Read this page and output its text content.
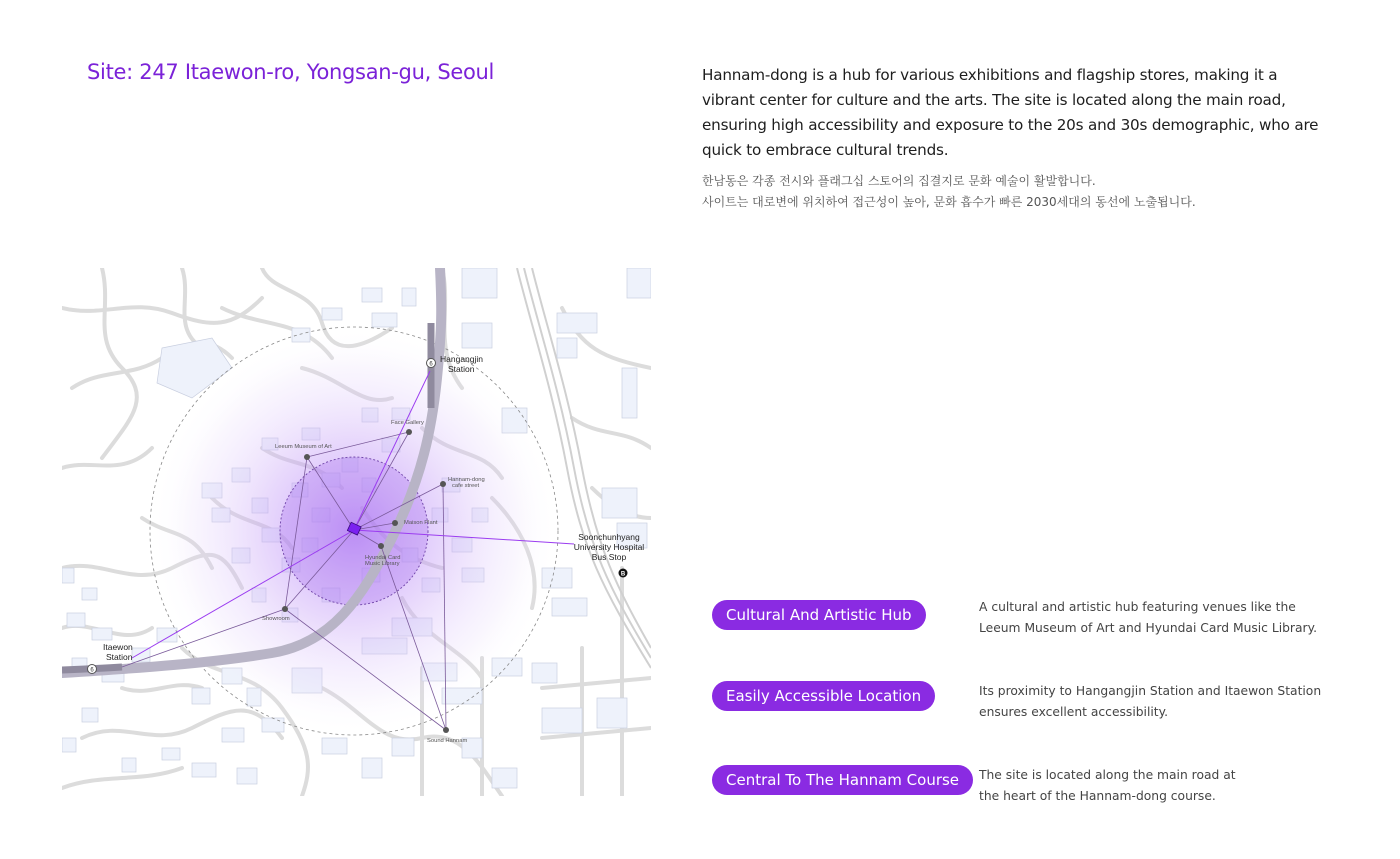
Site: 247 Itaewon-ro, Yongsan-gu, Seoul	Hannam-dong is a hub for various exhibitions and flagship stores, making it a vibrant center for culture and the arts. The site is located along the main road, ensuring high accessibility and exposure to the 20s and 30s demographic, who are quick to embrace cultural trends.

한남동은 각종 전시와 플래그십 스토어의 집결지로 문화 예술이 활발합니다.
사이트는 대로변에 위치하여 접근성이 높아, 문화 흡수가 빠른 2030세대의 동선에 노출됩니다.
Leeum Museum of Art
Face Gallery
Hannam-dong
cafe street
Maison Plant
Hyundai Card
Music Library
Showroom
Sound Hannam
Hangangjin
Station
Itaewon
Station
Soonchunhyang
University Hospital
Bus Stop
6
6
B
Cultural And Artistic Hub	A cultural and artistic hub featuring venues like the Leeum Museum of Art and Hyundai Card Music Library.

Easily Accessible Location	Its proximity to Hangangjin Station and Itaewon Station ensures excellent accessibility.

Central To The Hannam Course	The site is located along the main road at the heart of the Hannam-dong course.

YOUR TASK => Transcribe the full listing above exactly, with the images removed.

ANSWER TO THIS TASK =>
Read this page and output its text content.
Site: 247 Itaewon-ro, Yongsan-gu, Seoul	Hannam-dong is a hub for various exhibitions and flagship stores, making it a vibrant center for culture and the arts. The site is located along the main road, ensuring high accessibility and exposure to the 20s and 30s demographic, who are quick to embrace cultural trends.

한남동은 각종 전시와 플래그십 스토어의 집결지로 문화 예술이 활발합니다.
사이트는 대로변에 위치하여 접근성이 높아, 문화 흡수가 빠른 2030세대의 동선에 노출됩니다.
Leeum Museum of Art
Face Gallery
Hannam-dong
cafe street
Maison Plant
Hyundai Card
Music Library
Showroom
Sound Hannam
Hangangjin
Station
Itaewon
Station
Soonchunhyang
University Hospital
Bus Stop
6
6
B
Cultural And Artistic Hub	A cultural and artistic hub featuring venues like the Leeum Museum of Art and Hyundai Card Music Library.

Easily Accessible Location	Its proximity to Hangangjin Station and Itaewon Station ensures excellent accessibility.

Central To The Hannam Course	The site is located along the main road at the heart of the Hannam-dong course.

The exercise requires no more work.